* Given request: Identify every line containing the word "नगरप" and reproduce each one.

Collected data:
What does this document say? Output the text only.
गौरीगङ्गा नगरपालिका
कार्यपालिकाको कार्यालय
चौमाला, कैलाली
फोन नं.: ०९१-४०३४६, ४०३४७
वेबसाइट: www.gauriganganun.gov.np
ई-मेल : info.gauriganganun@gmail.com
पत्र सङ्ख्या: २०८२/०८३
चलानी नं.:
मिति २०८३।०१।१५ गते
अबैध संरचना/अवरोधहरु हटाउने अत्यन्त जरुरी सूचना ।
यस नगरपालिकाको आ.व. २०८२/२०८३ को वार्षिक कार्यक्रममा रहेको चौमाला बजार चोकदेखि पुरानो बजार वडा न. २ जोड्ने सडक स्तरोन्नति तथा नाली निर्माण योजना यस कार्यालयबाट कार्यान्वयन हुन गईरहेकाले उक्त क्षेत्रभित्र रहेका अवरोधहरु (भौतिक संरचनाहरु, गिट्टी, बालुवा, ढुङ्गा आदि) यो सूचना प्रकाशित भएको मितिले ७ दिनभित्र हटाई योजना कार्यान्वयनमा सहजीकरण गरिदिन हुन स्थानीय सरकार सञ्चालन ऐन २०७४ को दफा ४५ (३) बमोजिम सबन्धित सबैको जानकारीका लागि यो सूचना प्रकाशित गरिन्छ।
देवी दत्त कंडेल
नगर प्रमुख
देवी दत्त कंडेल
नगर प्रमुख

* Solved exercise:
गौरीगङ्गा नगरपालिका
यस नगरपालिकाको आ.व. २०८२/२०८३ को वार्षिक कार्यक्रममा रहेको चौमाला बजार चोकदेखि पुरानो बजार वडा न. २ जोड्ने सडक स्तरोन्नति तथा नाली निर्माण योजना यस कार्यालयबाट कार्यान्वयन हुन गईरहेकाले उक्त क्षेत्रभित्र रहेका अवरोधहरु (भौतिक संरचनाहरु, गिट्टी, बालुवा, ढुङ्गा आदि) यो सूचना प्रकाशित भएको मितिले ७ दिनभित्र हटाई योजना कार्यान्वयनमा सहजीकरण गरिदिन हुन स्थानीय सरकार सञ्चालन ऐन २०७४ को दफा ४५ (३) बमोजिम सबन्धित सबैको जानकारीका लागि यो सूचना प्रकाशित गरिन्छ।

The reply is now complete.